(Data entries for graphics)
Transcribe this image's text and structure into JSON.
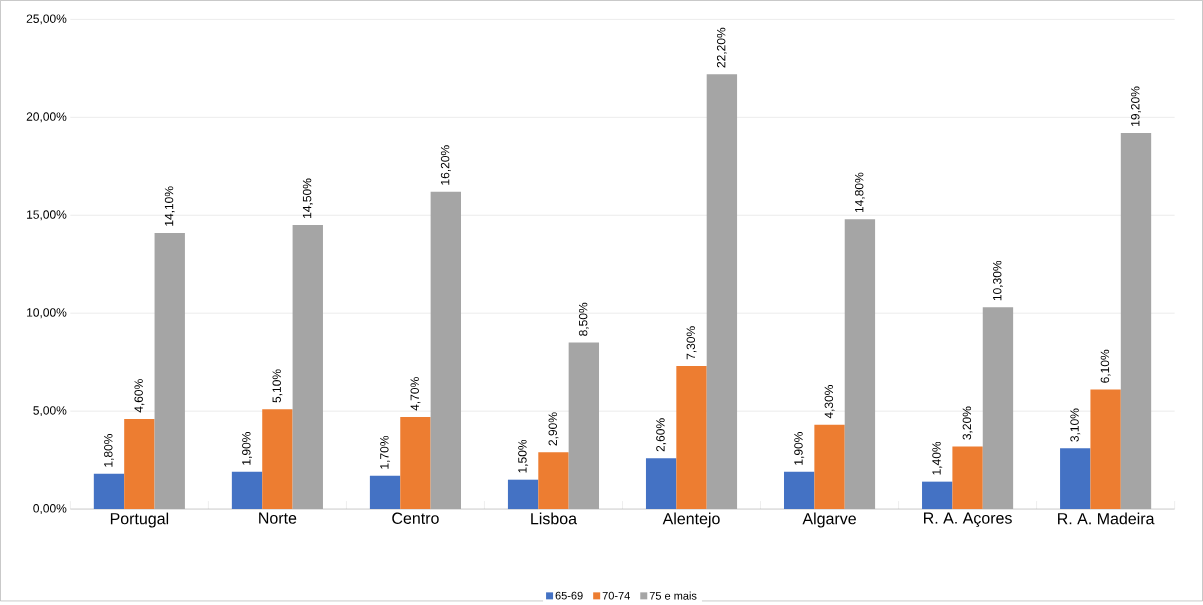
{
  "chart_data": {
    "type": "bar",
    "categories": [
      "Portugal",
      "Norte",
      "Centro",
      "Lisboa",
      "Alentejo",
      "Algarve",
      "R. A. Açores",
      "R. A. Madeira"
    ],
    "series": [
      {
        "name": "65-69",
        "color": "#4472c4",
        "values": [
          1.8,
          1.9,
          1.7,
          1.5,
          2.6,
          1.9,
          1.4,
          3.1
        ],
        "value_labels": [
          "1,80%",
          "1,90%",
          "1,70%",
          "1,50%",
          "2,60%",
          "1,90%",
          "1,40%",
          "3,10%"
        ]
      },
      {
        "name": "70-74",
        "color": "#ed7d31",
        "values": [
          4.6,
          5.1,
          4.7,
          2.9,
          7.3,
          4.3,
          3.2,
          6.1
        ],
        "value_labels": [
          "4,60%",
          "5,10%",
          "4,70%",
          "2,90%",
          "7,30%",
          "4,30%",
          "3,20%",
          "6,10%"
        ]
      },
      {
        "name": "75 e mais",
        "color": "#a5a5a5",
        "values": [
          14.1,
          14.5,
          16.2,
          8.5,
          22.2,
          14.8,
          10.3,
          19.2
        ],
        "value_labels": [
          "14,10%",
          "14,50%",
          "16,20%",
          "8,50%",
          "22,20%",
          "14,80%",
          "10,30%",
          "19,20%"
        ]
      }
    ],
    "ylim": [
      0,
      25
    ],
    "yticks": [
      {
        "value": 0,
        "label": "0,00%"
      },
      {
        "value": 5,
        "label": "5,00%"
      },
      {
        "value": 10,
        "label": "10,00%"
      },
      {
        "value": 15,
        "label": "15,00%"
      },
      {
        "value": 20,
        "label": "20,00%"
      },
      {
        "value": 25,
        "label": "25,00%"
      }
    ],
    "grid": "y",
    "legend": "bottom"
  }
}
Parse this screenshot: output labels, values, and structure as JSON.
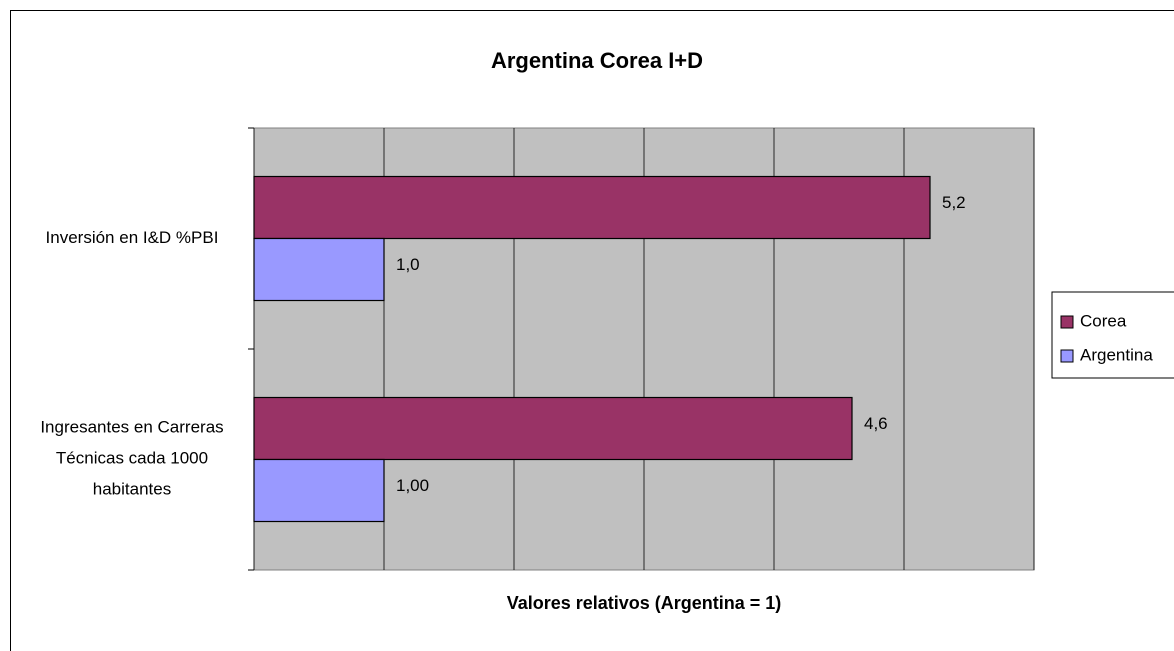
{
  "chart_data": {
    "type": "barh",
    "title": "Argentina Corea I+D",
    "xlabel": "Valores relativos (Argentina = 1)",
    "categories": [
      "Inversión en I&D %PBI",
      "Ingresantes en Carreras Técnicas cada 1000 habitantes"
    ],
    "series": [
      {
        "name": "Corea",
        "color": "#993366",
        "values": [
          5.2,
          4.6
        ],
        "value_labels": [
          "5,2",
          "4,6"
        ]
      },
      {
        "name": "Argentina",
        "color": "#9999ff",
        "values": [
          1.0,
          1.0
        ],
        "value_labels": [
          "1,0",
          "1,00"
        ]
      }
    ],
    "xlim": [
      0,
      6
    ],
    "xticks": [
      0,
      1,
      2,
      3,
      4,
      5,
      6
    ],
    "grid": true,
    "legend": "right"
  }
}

• _Problem requirements_:
Leave the pictures out and copy the rest of the data exactly.

• _Solved exercise_:
Transcribe this image's text and structure into JSON.
{
  "chart_data": {
    "type": "bar",
    "categories": [
      "Portugal",
      "Norte",
      "Centro",
      "Lisboa",
      "Alentejo",
      "Algarve",
      "R. A. Açores",
      "R. A. Madeira"
    ],
    "series": [
      {
        "name": "65-69",
        "color": "#4472c4",
        "values": [
          1.8,
          1.9,
          1.7,
          1.5,
          2.6,
          1.9,
          1.4,
          3.1
        ],
        "value_labels": [
          "1,80%",
          "1,90%",
          "1,70%",
          "1,50%",
          "2,60%",
          "1,90%",
          "1,40%",
          "3,10%"
        ]
      },
      {
        "name": "70-74",
        "color": "#ed7d31",
        "values": [
          4.6,
          5.1,
          4.7,
          2.9,
          7.3,
          4.3,
          3.2,
          6.1
        ],
        "value_labels": [
          "4,60%",
          "5,10%",
          "4,70%",
          "2,90%",
          "7,30%",
          "4,30%",
          "3,20%",
          "6,10%"
        ]
      },
      {
        "name": "75 e mais",
        "color": "#a5a5a5",
        "values": [
          14.1,
          14.5,
          16.2,
          8.5,
          22.2,
          14.8,
          10.3,
          19.2
        ],
        "value_labels": [
          "14,10%",
          "14,50%",
          "16,20%",
          "8,50%",
          "22,20%",
          "14,80%",
          "10,30%",
          "19,20%"
        ]
      }
    ],
    "ylim": [
      0,
      25
    ],
    "yticks": [
      {
        "value": 0,
        "label": "0,00%"
      },
      {
        "value": 5,
        "label": "5,00%"
      },
      {
        "value": 10,
        "label": "10,00%"
      },
      {
        "value": 15,
        "label": "15,00%"
      },
      {
        "value": 20,
        "label": "20,00%"
      },
      {
        "value": 25,
        "label": "25,00%"
      }
    ],
    "grid": "y",
    "legend": "bottom"
  }
}
Parse this screenshot: output labels, values, and structure as JSON.
{
  "chart_data": {
    "type": "barh",
    "title": "Argentina Corea I+D",
    "xlabel": "Valores relativos (Argentina = 1)",
    "categories": [
      "Inversión en I&D %PBI",
      "Ingresantes en Carreras Técnicas cada 1000 habitantes"
    ],
    "series": [
      {
        "name": "Corea",
        "color": "#993366",
        "values": [
          5.2,
          4.6
        ],
        "value_labels": [
          "5,2",
          "4,6"
        ]
      },
      {
        "name": "Argentina",
        "color": "#9999ff",
        "values": [
          1.0,
          1.0
        ],
        "value_labels": [
          "1,0",
          "1,00"
        ]
      }
    ],
    "xlim": [
      0,
      6
    ],
    "xticks": [
      0,
      1,
      2,
      3,
      4,
      5,
      6
    ],
    "grid": true,
    "legend": "right"
  }
}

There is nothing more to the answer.